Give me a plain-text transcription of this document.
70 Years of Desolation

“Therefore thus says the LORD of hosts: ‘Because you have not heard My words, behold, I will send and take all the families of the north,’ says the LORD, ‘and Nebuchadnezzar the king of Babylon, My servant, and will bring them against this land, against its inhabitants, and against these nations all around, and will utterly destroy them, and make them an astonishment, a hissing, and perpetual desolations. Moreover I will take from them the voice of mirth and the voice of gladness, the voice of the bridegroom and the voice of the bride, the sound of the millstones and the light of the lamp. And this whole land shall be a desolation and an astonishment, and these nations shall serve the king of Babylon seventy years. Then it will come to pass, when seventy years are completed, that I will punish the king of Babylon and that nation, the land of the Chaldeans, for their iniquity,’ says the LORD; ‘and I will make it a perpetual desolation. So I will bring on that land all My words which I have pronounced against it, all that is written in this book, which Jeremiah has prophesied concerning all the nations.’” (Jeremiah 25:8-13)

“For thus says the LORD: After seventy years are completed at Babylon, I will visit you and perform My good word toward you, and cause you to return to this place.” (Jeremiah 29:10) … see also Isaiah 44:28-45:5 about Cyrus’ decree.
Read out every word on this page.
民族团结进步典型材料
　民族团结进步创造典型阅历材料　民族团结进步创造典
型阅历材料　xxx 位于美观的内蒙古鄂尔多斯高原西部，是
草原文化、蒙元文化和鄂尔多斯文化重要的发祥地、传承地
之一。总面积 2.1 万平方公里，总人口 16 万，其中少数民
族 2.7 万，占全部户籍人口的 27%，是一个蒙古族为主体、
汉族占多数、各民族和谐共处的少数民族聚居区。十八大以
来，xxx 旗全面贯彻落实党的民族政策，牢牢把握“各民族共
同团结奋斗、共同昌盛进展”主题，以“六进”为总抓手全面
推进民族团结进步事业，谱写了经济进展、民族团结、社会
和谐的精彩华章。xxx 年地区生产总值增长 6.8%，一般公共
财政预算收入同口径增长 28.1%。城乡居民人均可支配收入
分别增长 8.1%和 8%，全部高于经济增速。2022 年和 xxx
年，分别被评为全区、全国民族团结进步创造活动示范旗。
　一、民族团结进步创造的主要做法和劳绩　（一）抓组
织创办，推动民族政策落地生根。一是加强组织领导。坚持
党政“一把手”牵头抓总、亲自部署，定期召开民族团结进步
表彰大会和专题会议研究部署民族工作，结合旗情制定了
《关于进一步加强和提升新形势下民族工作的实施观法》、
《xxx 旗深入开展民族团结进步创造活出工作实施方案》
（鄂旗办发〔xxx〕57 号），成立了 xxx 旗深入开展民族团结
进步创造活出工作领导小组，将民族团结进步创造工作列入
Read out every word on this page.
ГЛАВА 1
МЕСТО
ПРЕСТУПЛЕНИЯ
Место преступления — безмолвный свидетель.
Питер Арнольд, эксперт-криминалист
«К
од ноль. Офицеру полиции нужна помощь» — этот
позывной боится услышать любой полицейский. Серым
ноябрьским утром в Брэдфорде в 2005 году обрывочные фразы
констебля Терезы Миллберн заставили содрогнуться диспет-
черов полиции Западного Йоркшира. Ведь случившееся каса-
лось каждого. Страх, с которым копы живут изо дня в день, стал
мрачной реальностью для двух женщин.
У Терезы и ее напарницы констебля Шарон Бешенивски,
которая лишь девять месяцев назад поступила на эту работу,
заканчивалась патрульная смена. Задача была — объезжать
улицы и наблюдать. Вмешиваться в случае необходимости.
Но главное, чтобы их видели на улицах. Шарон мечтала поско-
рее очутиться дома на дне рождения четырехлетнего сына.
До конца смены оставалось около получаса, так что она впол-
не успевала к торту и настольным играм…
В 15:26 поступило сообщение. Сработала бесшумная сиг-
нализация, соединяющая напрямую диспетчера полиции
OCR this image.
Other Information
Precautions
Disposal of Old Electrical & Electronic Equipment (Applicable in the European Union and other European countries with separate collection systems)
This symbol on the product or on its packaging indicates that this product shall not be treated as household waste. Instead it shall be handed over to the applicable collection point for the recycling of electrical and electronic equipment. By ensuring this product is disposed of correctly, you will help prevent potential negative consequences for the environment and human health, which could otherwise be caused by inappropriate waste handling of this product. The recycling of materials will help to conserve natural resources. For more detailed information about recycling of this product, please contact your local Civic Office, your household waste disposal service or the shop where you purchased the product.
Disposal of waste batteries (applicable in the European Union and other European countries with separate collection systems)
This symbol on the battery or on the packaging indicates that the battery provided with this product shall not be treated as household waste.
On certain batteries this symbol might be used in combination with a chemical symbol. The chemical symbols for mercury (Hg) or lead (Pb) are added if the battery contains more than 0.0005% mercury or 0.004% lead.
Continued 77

· · · · ·

Exercise prompt:
Gather all lines of the records that include the word "waste".

Finished exercise:
This symbol on the product or on its packaging indicates that this product shall not be treated as household waste. Instead it shall be handed over to the applicable collection point for the recycling of electrical and electronic equipment. By ensuring this product is disposed of correctly, you will help prevent potential negative consequences for the environment and human health, which could otherwise be caused by inappropriate waste handling of this product. The recycling of materials will help to conserve natural resources. For more detailed information about recycling of this product, please contact your local Civic Office, your household waste disposal service or the shop where you purchased the product.
Disposal of waste batteries (applicable in the European Union and other European countries with separate collection systems)
This symbol on the battery or on the packaging indicates that the battery provided with this product shall not be treated as household waste.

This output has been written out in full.